Only the pictures are omitted; repeat all other data exactly.

* Start *

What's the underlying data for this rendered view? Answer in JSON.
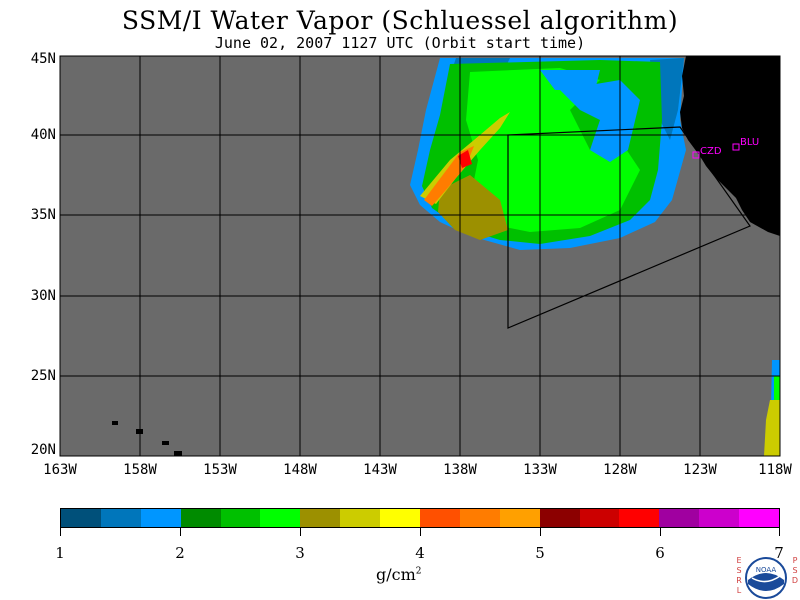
{
  "title": "SSM/I Water Vapor (Schluessel algorithm)",
  "subtitle": "June 02, 2007  1127 UTC  (Orbit start time)",
  "lat_labels": [
    "45N",
    "40N",
    "35N",
    "30N",
    "25N",
    "20N"
  ],
  "lon_labels": [
    "163W",
    "158W",
    "153W",
    "148W",
    "143W",
    "138W",
    "133W",
    "128W",
    "123W",
    "118W"
  ],
  "stations": [
    {
      "name": "CZD"
    },
    {
      "name": "BLU"
    }
  ],
  "colorbar": {
    "colors": [
      "#00507a",
      "#0076bb",
      "#0096ff",
      "#008b00",
      "#00c000",
      "#00ff00",
      "#9c9000",
      "#cccc00",
      "#ffff00",
      "#ff5000",
      "#ff7c00",
      "#ffa000",
      "#8c0000",
      "#cc0000",
      "#ff0000",
      "#a000a0",
      "#cc00cc",
      "#ff00ff"
    ],
    "ticks": [
      "1",
      "2",
      "3",
      "4",
      "5",
      "6",
      "7"
    ],
    "unit": "g/cm",
    "unit_sup": "2"
  },
  "colors": {
    "no_data": "#6a6a6a",
    "land": "#000000",
    "station": "#ff00ff"
  },
  "logo": {
    "left_letters": [
      "E",
      "S",
      "R",
      "L"
    ],
    "right_letters": [
      "P",
      "S",
      "D"
    ],
    "text": "NOAA"
  }
}
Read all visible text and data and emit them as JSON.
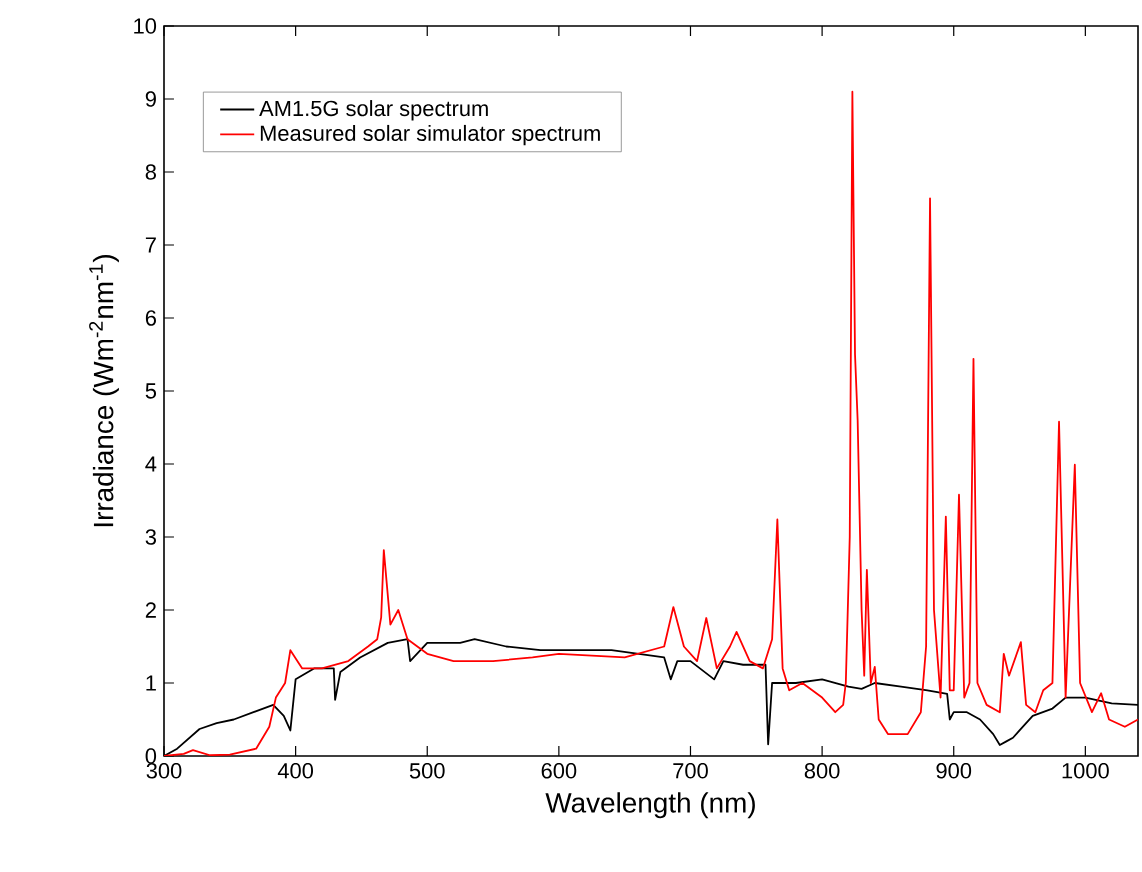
{
  "chart_data": {
    "type": "line",
    "xlabel": "Wavelength (nm)",
    "ylabel": "Irradiance (Wm$^{-2}$nm$^{-1}$)",
    "xlim": [
      300,
      1040
    ],
    "ylim": [
      0,
      10
    ],
    "xticks": [
      300,
      400,
      500,
      600,
      700,
      800,
      900,
      1000
    ],
    "yticks": [
      0,
      1,
      2,
      3,
      4,
      5,
      6,
      7,
      8,
      9,
      10
    ],
    "legend": "top left",
    "grid": false,
    "marker": "none",
    "line_style": "solid",
    "series": [
      {
        "name": "AM1.5G solar spectrum",
        "color": "#000000",
        "x": [
          300,
          310,
          327,
          340,
          353,
          368,
          383,
          391,
          396,
          400,
          414,
          429,
          430,
          434,
          449,
          470,
          485,
          487,
          500,
          525,
          536,
          560,
          586,
          600,
          640,
          680,
          685,
          690,
          700,
          718,
          725,
          740,
          757,
          759,
          762,
          770,
          780,
          800,
          820,
          830,
          840,
          860,
          880,
          895,
          897,
          900,
          910,
          920,
          930,
          935,
          940,
          945,
          950,
          960,
          975,
          985,
          1000,
          1020,
          1040
        ],
        "values": [
          0,
          0.1,
          0.37,
          0.45,
          0.5,
          0.6,
          0.7,
          0.55,
          0.35,
          1.05,
          1.2,
          1.2,
          0.77,
          1.15,
          1.35,
          1.55,
          1.6,
          1.3,
          1.55,
          1.55,
          1.6,
          1.5,
          1.45,
          1.45,
          1.45,
          1.35,
          1.05,
          1.3,
          1.3,
          1.05,
          1.3,
          1.25,
          1.25,
          0.16,
          1.0,
          1.0,
          1.0,
          1.05,
          0.95,
          0.92,
          1.0,
          0.95,
          0.9,
          0.85,
          0.5,
          0.6,
          0.6,
          0.5,
          0.3,
          0.15,
          0.2,
          0.25,
          0.35,
          0.55,
          0.65,
          0.8,
          0.8,
          0.72,
          0.7
        ]
      },
      {
        "name": "Measured solar simulator spectrum",
        "color": "#ff0000",
        "x": [
          300,
          315,
          322,
          335,
          350,
          370,
          380,
          385,
          392,
          396,
          405,
          420,
          440,
          455,
          462,
          465,
          467,
          472,
          478,
          485,
          500,
          520,
          550,
          580,
          600,
          650,
          680,
          687,
          695,
          705,
          712,
          720,
          730,
          735,
          745,
          755,
          762,
          766,
          770,
          775,
          785,
          800,
          810,
          816,
          818,
          821,
          823,
          825,
          827,
          830,
          832,
          834,
          837,
          840,
          843,
          850,
          865,
          875,
          879,
          882,
          885,
          890,
          894,
          897,
          900,
          904,
          908,
          912,
          915,
          918,
          925,
          935,
          938,
          942,
          951,
          955,
          962,
          968,
          975,
          980,
          985,
          992,
          996,
          1005,
          1012,
          1018,
          1030,
          1040
        ],
        "values": [
          0,
          0.03,
          0.08,
          0.01,
          0.02,
          0.1,
          0.4,
          0.8,
          1.0,
          1.45,
          1.2,
          1.2,
          1.3,
          1.5,
          1.6,
          1.9,
          2.82,
          1.8,
          2.0,
          1.6,
          1.4,
          1.3,
          1.3,
          1.35,
          1.4,
          1.35,
          1.5,
          2.04,
          1.5,
          1.3,
          1.89,
          1.2,
          1.5,
          1.7,
          1.3,
          1.2,
          1.6,
          3.24,
          1.2,
          0.9,
          1.0,
          0.8,
          0.6,
          0.7,
          1.0,
          3.0,
          9.1,
          5.5,
          4.6,
          2.0,
          1.1,
          2.55,
          1.0,
          1.22,
          0.5,
          0.3,
          0.3,
          0.6,
          1.5,
          7.64,
          2.0,
          0.8,
          3.28,
          0.9,
          0.9,
          3.58,
          0.8,
          1.0,
          5.44,
          1.0,
          0.7,
          0.6,
          1.4,
          1.1,
          1.56,
          0.7,
          0.6,
          0.9,
          1.0,
          4.58,
          0.8,
          3.99,
          1.0,
          0.6,
          0.86,
          0.5,
          0.4,
          0.5
        ]
      }
    ]
  }
}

* End *

RESPONSE:
What's the underlying data for this rendered view? Answer in JSON.
{
  "title": "SSM/I Water Vapor (Schluessel algorithm)",
  "subtitle": "June 02, 2007  1127 UTC  (Orbit start time)",
  "lat_labels": [
    "45N",
    "40N",
    "35N",
    "30N",
    "25N",
    "20N"
  ],
  "lon_labels": [
    "163W",
    "158W",
    "153W",
    "148W",
    "143W",
    "138W",
    "133W",
    "128W",
    "123W",
    "118W"
  ],
  "stations": [
    {
      "name": "CZD"
    },
    {
      "name": "BLU"
    }
  ],
  "colorbar": {
    "colors": [
      "#00507a",
      "#0076bb",
      "#0096ff",
      "#008b00",
      "#00c000",
      "#00ff00",
      "#9c9000",
      "#cccc00",
      "#ffff00",
      "#ff5000",
      "#ff7c00",
      "#ffa000",
      "#8c0000",
      "#cc0000",
      "#ff0000",
      "#a000a0",
      "#cc00cc",
      "#ff00ff"
    ],
    "ticks": [
      "1",
      "2",
      "3",
      "4",
      "5",
      "6",
      "7"
    ],
    "unit": "g/cm",
    "unit_sup": "2"
  },
  "colors": {
    "no_data": "#6a6a6a",
    "land": "#000000",
    "station": "#ff00ff"
  },
  "logo": {
    "left_letters": [
      "E",
      "S",
      "R",
      "L"
    ],
    "right_letters": [
      "P",
      "S",
      "D"
    ],
    "text": "NOAA"
  }
}
Read all visible text and data and emit them as JSON.
{
  "chart_data": {
    "type": "line",
    "xlabel": "Wavelength (nm)",
    "ylabel": "Irradiance (Wm$^{-2}$nm$^{-1}$)",
    "xlim": [
      300,
      1040
    ],
    "ylim": [
      0,
      10
    ],
    "xticks": [
      300,
      400,
      500,
      600,
      700,
      800,
      900,
      1000
    ],
    "yticks": [
      0,
      1,
      2,
      3,
      4,
      5,
      6,
      7,
      8,
      9,
      10
    ],
    "legend": "top left",
    "grid": false,
    "marker": "none",
    "line_style": "solid",
    "series": [
      {
        "name": "AM1.5G solar spectrum",
        "color": "#000000",
        "x": [
          300,
          310,
          327,
          340,
          353,
          368,
          383,
          391,
          396,
          400,
          414,
          429,
          430,
          434,
          449,
          470,
          485,
          487,
          500,
          525,
          536,
          560,
          586,
          600,
          640,
          680,
          685,
          690,
          700,
          718,
          725,
          740,
          757,
          759,
          762,
          770,
          780,
          800,
          820,
          830,
          840,
          860,
          880,
          895,
          897,
          900,
          910,
          920,
          930,
          935,
          940,
          945,
          950,
          960,
          975,
          985,
          1000,
          1020,
          1040
        ],
        "values": [
          0,
          0.1,
          0.37,
          0.45,
          0.5,
          0.6,
          0.7,
          0.55,
          0.35,
          1.05,
          1.2,
          1.2,
          0.77,
          1.15,
          1.35,
          1.55,
          1.6,
          1.3,
          1.55,
          1.55,
          1.6,
          1.5,
          1.45,
          1.45,
          1.45,
          1.35,
          1.05,
          1.3,
          1.3,
          1.05,
          1.3,
          1.25,
          1.25,
          0.16,
          1.0,
          1.0,
          1.0,
          1.05,
          0.95,
          0.92,
          1.0,
          0.95,
          0.9,
          0.85,
          0.5,
          0.6,
          0.6,
          0.5,
          0.3,
          0.15,
          0.2,
          0.25,
          0.35,
          0.55,
          0.65,
          0.8,
          0.8,
          0.72,
          0.7
        ]
      },
      {
        "name": "Measured solar simulator spectrum",
        "color": "#ff0000",
        "x": [
          300,
          315,
          322,
          335,
          350,
          370,
          380,
          385,
          392,
          396,
          405,
          420,
          440,
          455,
          462,
          465,
          467,
          472,
          478,
          485,
          500,
          520,
          550,
          580,
          600,
          650,
          680,
          687,
          695,
          705,
          712,
          720,
          730,
          735,
          745,
          755,
          762,
          766,
          770,
          775,
          785,
          800,
          810,
          816,
          818,
          821,
          823,
          825,
          827,
          830,
          832,
          834,
          837,
          840,
          843,
          850,
          865,
          875,
          879,
          882,
          885,
          890,
          894,
          897,
          900,
          904,
          908,
          912,
          915,
          918,
          925,
          935,
          938,
          942,
          951,
          955,
          962,
          968,
          975,
          980,
          985,
          992,
          996,
          1005,
          1012,
          1018,
          1030,
          1040
        ],
        "values": [
          0,
          0.03,
          0.08,
          0.01,
          0.02,
          0.1,
          0.4,
          0.8,
          1.0,
          1.45,
          1.2,
          1.2,
          1.3,
          1.5,
          1.6,
          1.9,
          2.82,
          1.8,
          2.0,
          1.6,
          1.4,
          1.3,
          1.3,
          1.35,
          1.4,
          1.35,
          1.5,
          2.04,
          1.5,
          1.3,
          1.89,
          1.2,
          1.5,
          1.7,
          1.3,
          1.2,
          1.6,
          3.24,
          1.2,
          0.9,
          1.0,
          0.8,
          0.6,
          0.7,
          1.0,
          3.0,
          9.1,
          5.5,
          4.6,
          2.0,
          1.1,
          2.55,
          1.0,
          1.22,
          0.5,
          0.3,
          0.3,
          0.6,
          1.5,
          7.64,
          2.0,
          0.8,
          3.28,
          0.9,
          0.9,
          3.58,
          0.8,
          1.0,
          5.44,
          1.0,
          0.7,
          0.6,
          1.4,
          1.1,
          1.56,
          0.7,
          0.6,
          0.9,
          1.0,
          4.58,
          0.8,
          3.99,
          1.0,
          0.6,
          0.86,
          0.5,
          0.4,
          0.5
        ]
      }
    ]
  }
}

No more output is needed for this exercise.